THE EXERCISE: Report every line in the listing that contains the string "image".

DATA LISTING:
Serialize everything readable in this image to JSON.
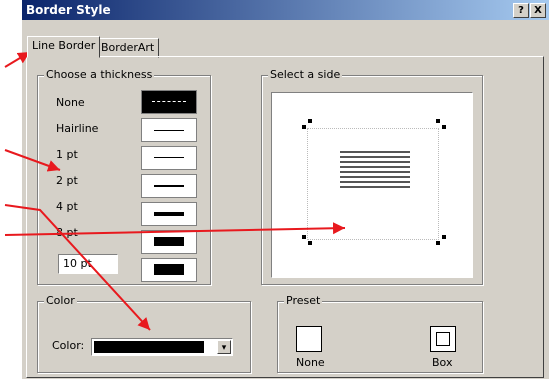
{
  "window": {
    "title": "Border Style",
    "help_btn": "?",
    "close_btn": "X"
  },
  "tabs": [
    {
      "label": "Line Border"
    },
    {
      "label": "BorderArt"
    }
  ],
  "thickness": {
    "label": "Choose a thickness",
    "items": [
      {
        "label": "None"
      },
      {
        "label": "Hairline"
      },
      {
        "label": "1 pt"
      },
      {
        "label": "2 pt"
      },
      {
        "label": "4 pt"
      },
      {
        "label": "8 pt"
      }
    ],
    "custom_value": "10 pt"
  },
  "side": {
    "label": "Select a side"
  },
  "color": {
    "group_label": "Color",
    "field_label": "Color:",
    "value_hex": "#000000",
    "dropdown_glyph": "▾"
  },
  "preset": {
    "label": "Preset",
    "items": [
      {
        "label": "None"
      },
      {
        "label": "Box"
      }
    ]
  },
  "colors": {
    "titlebar": "#0a246a",
    "dialog_bg": "#d4d0c8",
    "arrow": "#e8191e"
  }
}
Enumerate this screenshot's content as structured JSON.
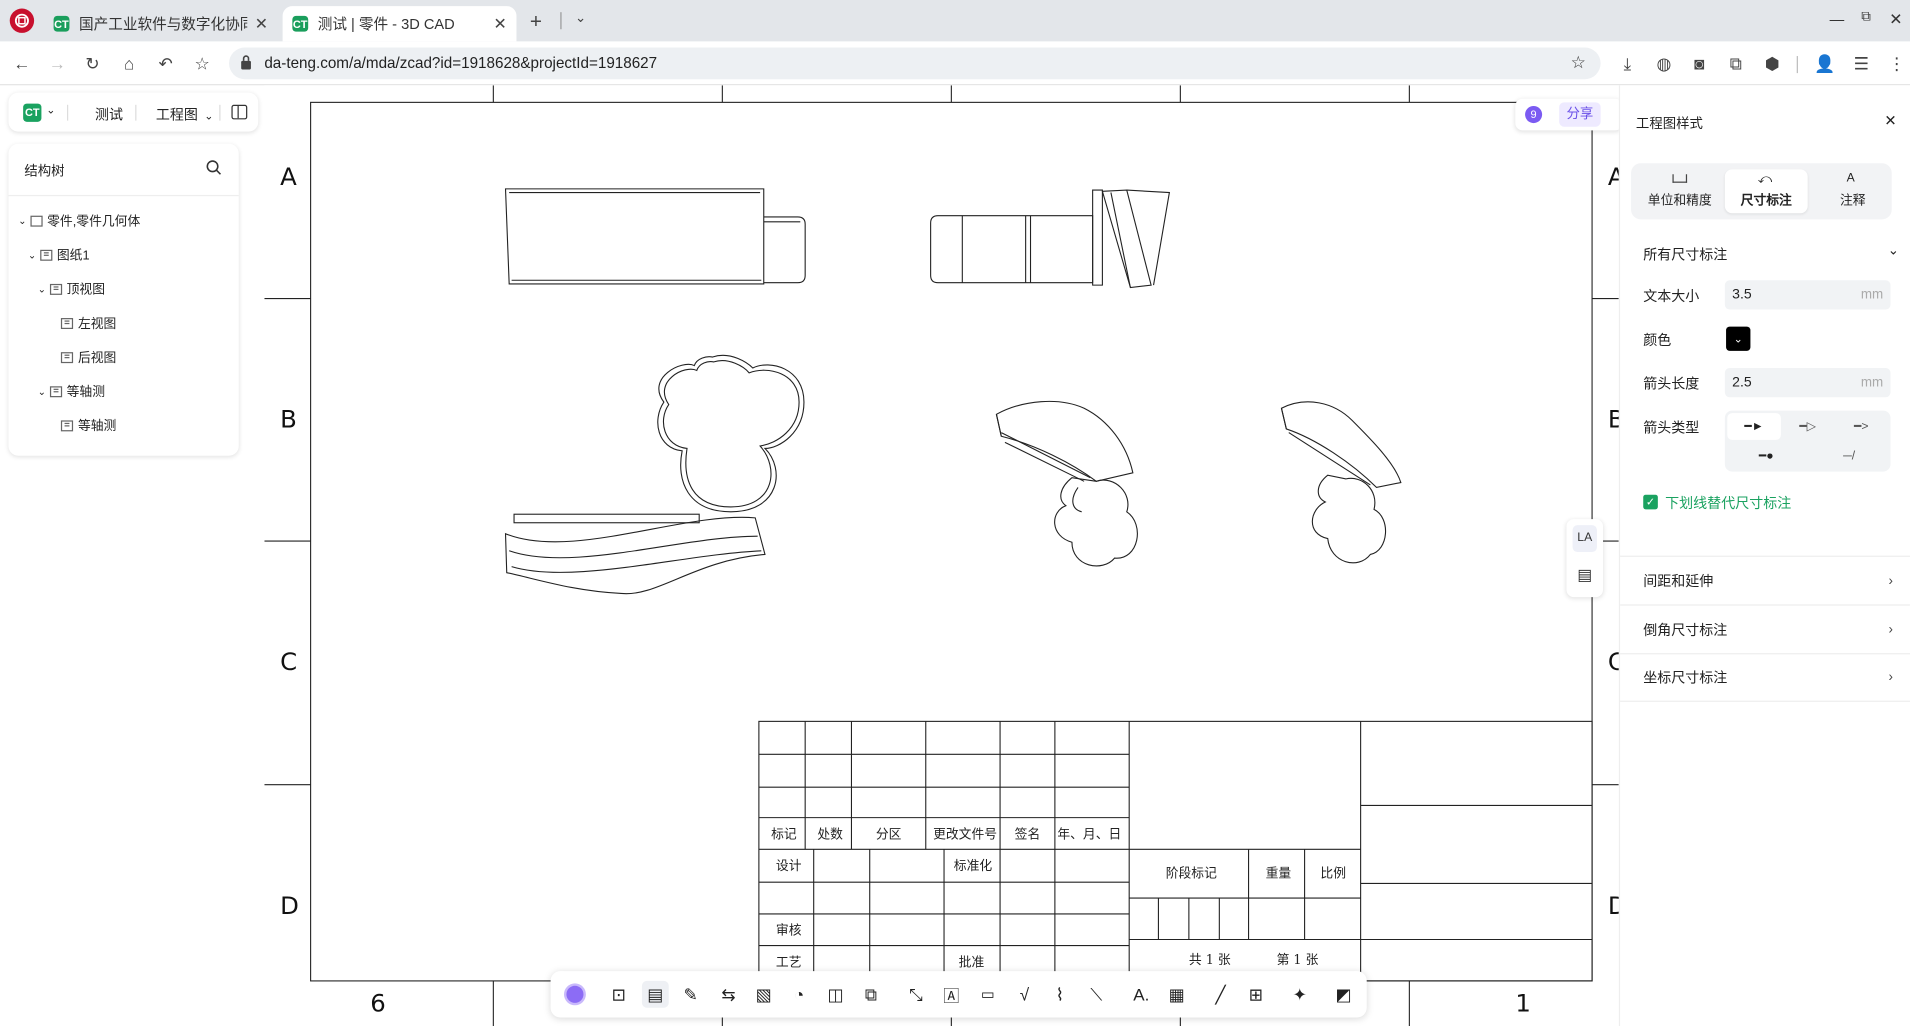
{
  "browser": {
    "tabs": [
      {
        "title": "国产工业软件与数字化协同平",
        "favicon": "CT"
      },
      {
        "title": "测试 | 零件 - 3D CAD",
        "favicon": "CT"
      }
    ],
    "url": "da-teng.com/a/mda/zcad?id=1918628&projectId=1918627"
  },
  "app": {
    "project_name": "测试",
    "mode_label": "工程图"
  },
  "structure_tree": {
    "title": "结构树",
    "items": [
      {
        "label": "零件,零件几何体"
      },
      {
        "label": "图纸1"
      },
      {
        "label": "顶视图"
      },
      {
        "label": "左视图"
      },
      {
        "label": "后视图"
      },
      {
        "label": "等轴测"
      },
      {
        "label": "等轴测"
      }
    ]
  },
  "collab": {
    "user_count": "9",
    "share_label": "分享"
  },
  "drawing": {
    "row_labels": [
      "A",
      "B",
      "C",
      "D"
    ],
    "col_labels_bottom": [
      "6",
      "1"
    ],
    "title_block": {
      "header": [
        "标记",
        "处数",
        "分区",
        "更改文件号",
        "签名",
        "年、月、日"
      ],
      "design": "设计",
      "standardization": "标准化",
      "review": "审核",
      "process": "工艺",
      "approve": "批准",
      "stage_mark": "阶段标记",
      "weight": "重量",
      "scale": "比例",
      "total_sheets": "共 1 张",
      "sheet_no": "第 1 张"
    }
  },
  "style_panel": {
    "title": "工程图样式",
    "tabs": [
      {
        "label": "单位和精度"
      },
      {
        "label": "尺寸标注"
      },
      {
        "label": "注释"
      }
    ],
    "section_all": "所有尺寸标注",
    "text_size_label": "文本大小",
    "text_size_value": "3.5",
    "text_size_unit": "mm",
    "color_label": "颜色",
    "color_value": "#000000",
    "arrow_length_label": "箭头长度",
    "arrow_length_value": "2.5",
    "arrow_length_unit": "mm",
    "arrow_type_label": "箭头类型",
    "underline_label": "下划线替代尺寸标注",
    "underline_checked": true,
    "sections": [
      {
        "label": "间距和延伸"
      },
      {
        "label": "倒角尺寸标注"
      },
      {
        "label": "坐标尺寸标注"
      }
    ]
  },
  "accent_color": "#1aa260"
}
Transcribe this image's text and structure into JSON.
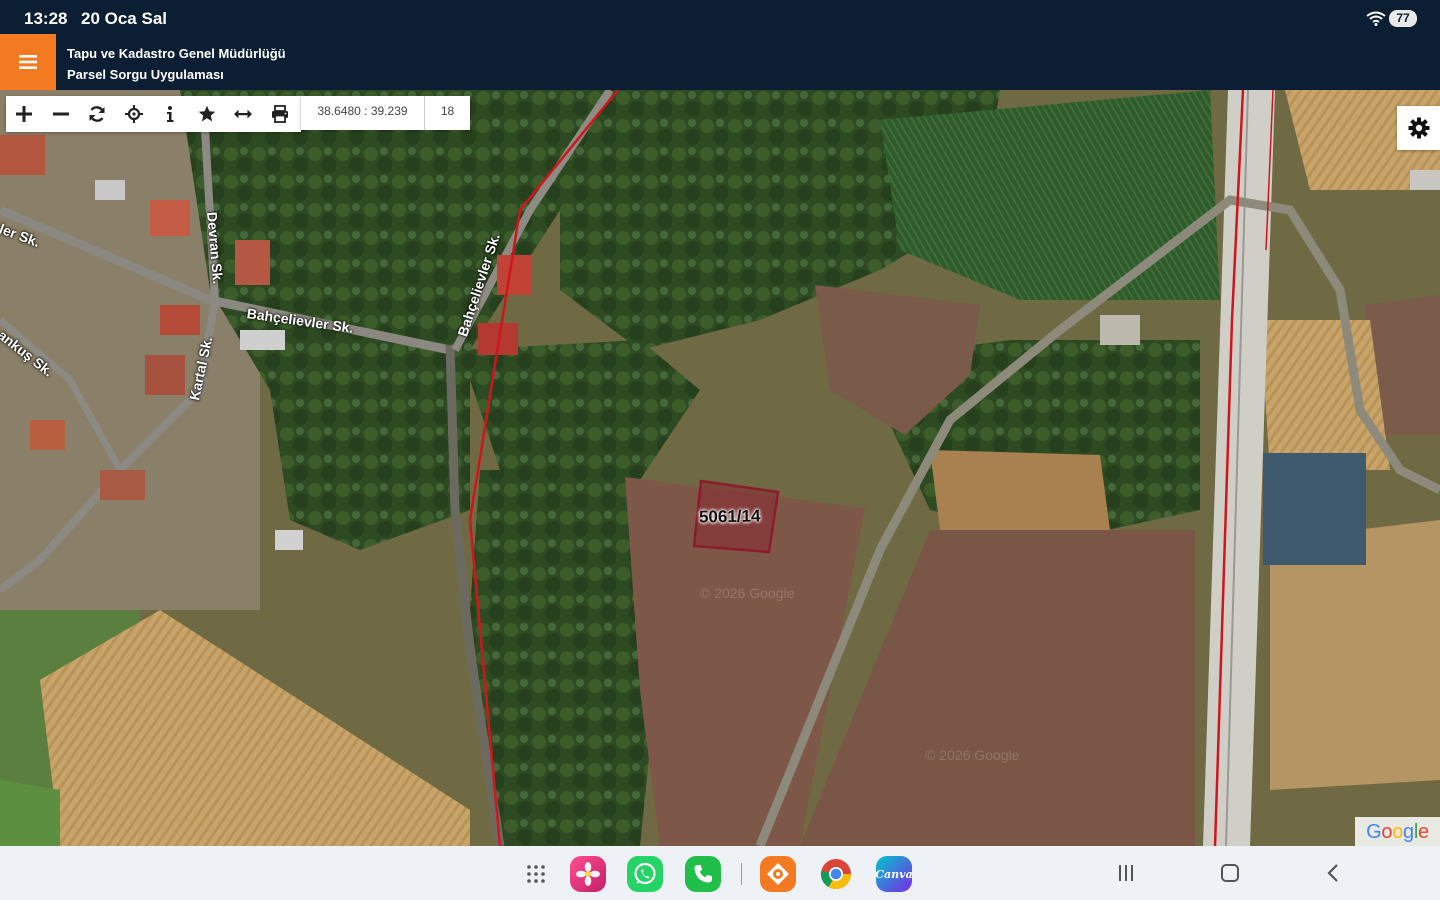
{
  "status_bar": {
    "time": "13:28",
    "date": "20 Oca Sal",
    "battery": "77"
  },
  "header": {
    "title_line1": "Tapu ve Kadastro Genel Müdürlüğü",
    "title_line2": "Parsel Sorgu Uygulaması"
  },
  "toolbar": {
    "tools": [
      "plus-icon",
      "minus-icon",
      "refresh-icon",
      "locate-icon",
      "info-icon",
      "star-icon",
      "measure-icon",
      "print-icon"
    ],
    "coordinates": "38.6480 : 39.239",
    "zoom_level": "18"
  },
  "map": {
    "streets": [
      "Bahçelievler Sk.",
      "Bahçelievler Sk.",
      "Devran Sk.",
      "Kartal Sk.",
      "ler Sk.",
      "ankuş Sk."
    ],
    "parcel_label": "5061/14",
    "attribution": "Google",
    "watermarks": [
      "© 2026 Google",
      "© 2026 Google"
    ],
    "colors": {
      "parcel_border": "#8b1c2c",
      "boundary_line": "#d0161c"
    }
  },
  "nav_bar": {
    "apps": [
      "app-drawer-icon",
      "gallery-app-icon",
      "whatsapp-app-icon",
      "phone-app-icon",
      "tkgm-app-icon",
      "chrome-app-icon",
      "canva-app-icon"
    ],
    "canva_label": "Canva"
  }
}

ANSWER:
Serialize everything readable in this image to JSON.
Transcribe this image's text and structure into JSON.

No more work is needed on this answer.